# SHORT PROBLEM
Send each entry back exactly as given, pictures excluded.

(Data excerpts)
==========

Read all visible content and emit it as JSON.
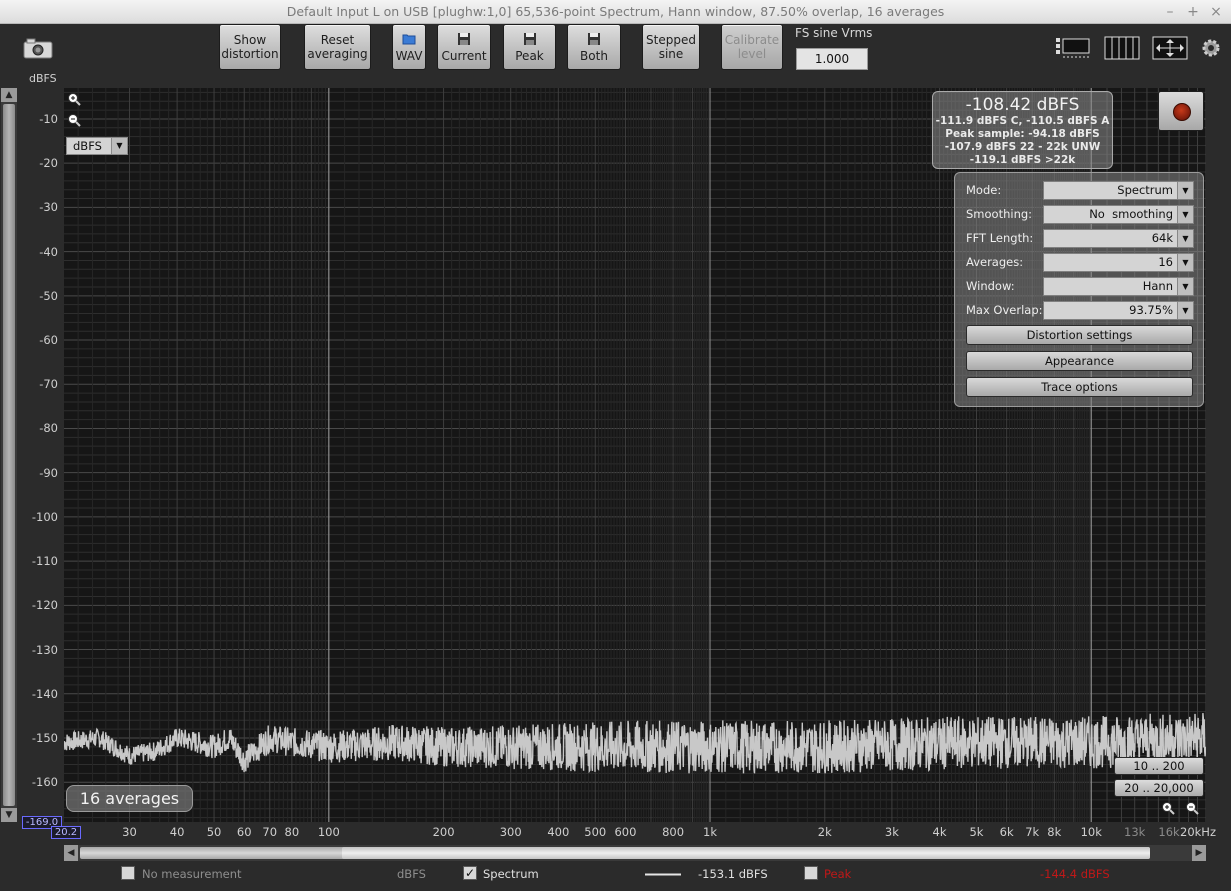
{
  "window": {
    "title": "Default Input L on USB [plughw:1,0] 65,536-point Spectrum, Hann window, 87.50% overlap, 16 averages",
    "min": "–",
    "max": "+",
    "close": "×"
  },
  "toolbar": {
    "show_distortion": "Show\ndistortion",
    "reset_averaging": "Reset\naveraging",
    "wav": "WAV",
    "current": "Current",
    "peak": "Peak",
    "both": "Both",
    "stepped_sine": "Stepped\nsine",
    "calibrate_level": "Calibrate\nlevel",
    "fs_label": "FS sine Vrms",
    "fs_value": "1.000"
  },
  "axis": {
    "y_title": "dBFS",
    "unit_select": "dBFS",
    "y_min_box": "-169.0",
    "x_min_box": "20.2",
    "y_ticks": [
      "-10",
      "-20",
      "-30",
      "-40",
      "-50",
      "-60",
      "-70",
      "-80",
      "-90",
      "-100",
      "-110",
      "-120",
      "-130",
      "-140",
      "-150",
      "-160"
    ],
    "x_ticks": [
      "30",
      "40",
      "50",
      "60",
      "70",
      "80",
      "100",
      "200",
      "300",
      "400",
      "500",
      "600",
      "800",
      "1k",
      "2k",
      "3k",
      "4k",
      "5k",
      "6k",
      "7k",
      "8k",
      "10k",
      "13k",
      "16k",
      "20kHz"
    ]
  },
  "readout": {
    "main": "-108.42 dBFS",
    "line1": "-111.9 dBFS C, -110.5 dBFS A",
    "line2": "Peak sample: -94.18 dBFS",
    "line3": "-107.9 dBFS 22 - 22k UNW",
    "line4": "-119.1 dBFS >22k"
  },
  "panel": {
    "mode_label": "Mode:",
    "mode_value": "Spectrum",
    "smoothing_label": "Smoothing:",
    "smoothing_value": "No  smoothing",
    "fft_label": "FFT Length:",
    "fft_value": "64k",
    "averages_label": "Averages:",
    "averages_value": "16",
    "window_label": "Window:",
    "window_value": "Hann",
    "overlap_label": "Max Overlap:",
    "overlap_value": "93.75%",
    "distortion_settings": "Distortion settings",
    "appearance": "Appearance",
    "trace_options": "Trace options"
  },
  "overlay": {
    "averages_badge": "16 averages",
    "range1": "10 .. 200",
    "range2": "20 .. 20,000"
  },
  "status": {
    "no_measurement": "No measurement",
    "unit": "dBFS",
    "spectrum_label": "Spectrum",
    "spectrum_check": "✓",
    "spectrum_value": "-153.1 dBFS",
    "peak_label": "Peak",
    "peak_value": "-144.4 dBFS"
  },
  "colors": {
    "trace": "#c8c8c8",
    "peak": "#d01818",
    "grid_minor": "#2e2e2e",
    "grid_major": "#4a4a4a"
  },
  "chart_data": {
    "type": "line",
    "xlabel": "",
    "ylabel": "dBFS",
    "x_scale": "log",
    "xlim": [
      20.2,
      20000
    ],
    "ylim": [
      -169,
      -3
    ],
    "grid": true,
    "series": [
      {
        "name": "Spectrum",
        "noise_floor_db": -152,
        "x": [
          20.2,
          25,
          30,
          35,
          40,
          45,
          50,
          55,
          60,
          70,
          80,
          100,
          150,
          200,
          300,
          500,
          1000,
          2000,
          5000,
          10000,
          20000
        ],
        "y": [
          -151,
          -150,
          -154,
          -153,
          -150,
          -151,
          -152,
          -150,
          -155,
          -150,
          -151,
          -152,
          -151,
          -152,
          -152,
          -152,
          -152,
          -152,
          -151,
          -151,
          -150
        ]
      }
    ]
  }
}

==========

# WRITTEN RESPONSE
Read all visible content and emit it as JSON.
{
  "window": {
    "title": "Default Input L on USB [plughw:1,0] 65,536-point Spectrum, Hann window, 87.50% overlap, 16 averages",
    "min": "–",
    "max": "+",
    "close": "×"
  },
  "toolbar": {
    "show_distortion": "Show\ndistortion",
    "reset_averaging": "Reset\naveraging",
    "wav": "WAV",
    "current": "Current",
    "peak": "Peak",
    "both": "Both",
    "stepped_sine": "Stepped\nsine",
    "calibrate_level": "Calibrate\nlevel",
    "fs_label": "FS sine Vrms",
    "fs_value": "1.000"
  },
  "axis": {
    "y_title": "dBFS",
    "unit_select": "dBFS",
    "y_min_box": "-169.0",
    "x_min_box": "20.2",
    "y_ticks": [
      "-10",
      "-20",
      "-30",
      "-40",
      "-50",
      "-60",
      "-70",
      "-80",
      "-90",
      "-100",
      "-110",
      "-120",
      "-130",
      "-140",
      "-150",
      "-160"
    ],
    "x_ticks": [
      "30",
      "40",
      "50",
      "60",
      "70",
      "80",
      "100",
      "200",
      "300",
      "400",
      "500",
      "600",
      "800",
      "1k",
      "2k",
      "3k",
      "4k",
      "5k",
      "6k",
      "7k",
      "8k",
      "10k",
      "13k",
      "16k",
      "20kHz"
    ]
  },
  "readout": {
    "main": "-108.42 dBFS",
    "line1": "-111.9 dBFS C, -110.5 dBFS A",
    "line2": "Peak sample: -94.18 dBFS",
    "line3": "-107.9 dBFS 22 - 22k UNW",
    "line4": "-119.1 dBFS >22k"
  },
  "panel": {
    "mode_label": "Mode:",
    "mode_value": "Spectrum",
    "smoothing_label": "Smoothing:",
    "smoothing_value": "No  smoothing",
    "fft_label": "FFT Length:",
    "fft_value": "64k",
    "averages_label": "Averages:",
    "averages_value": "16",
    "window_label": "Window:",
    "window_value": "Hann",
    "overlap_label": "Max Overlap:",
    "overlap_value": "93.75%",
    "distortion_settings": "Distortion settings",
    "appearance": "Appearance",
    "trace_options": "Trace options"
  },
  "overlay": {
    "averages_badge": "16 averages",
    "range1": "10 .. 200",
    "range2": "20 .. 20,000"
  },
  "status": {
    "no_measurement": "No measurement",
    "unit": "dBFS",
    "spectrum_label": "Spectrum",
    "spectrum_check": "✓",
    "spectrum_value": "-153.1 dBFS",
    "peak_label": "Peak",
    "peak_value": "-144.4 dBFS"
  },
  "colors": {
    "trace": "#c8c8c8",
    "peak": "#d01818",
    "grid_minor": "#2e2e2e",
    "grid_major": "#4a4a4a"
  },
  "chart_data": {
    "type": "line",
    "xlabel": "",
    "ylabel": "dBFS",
    "x_scale": "log",
    "xlim": [
      20.2,
      20000
    ],
    "ylim": [
      -169,
      -3
    ],
    "grid": true,
    "series": [
      {
        "name": "Spectrum",
        "noise_floor_db": -152,
        "x": [
          20.2,
          25,
          30,
          35,
          40,
          45,
          50,
          55,
          60,
          70,
          80,
          100,
          150,
          200,
          300,
          500,
          1000,
          2000,
          5000,
          10000,
          20000
        ],
        "y": [
          -151,
          -150,
          -154,
          -153,
          -150,
          -151,
          -152,
          -150,
          -155,
          -150,
          -151,
          -152,
          -151,
          -152,
          -152,
          -152,
          -152,
          -152,
          -151,
          -151,
          -150
        ]
      }
    ]
  }
}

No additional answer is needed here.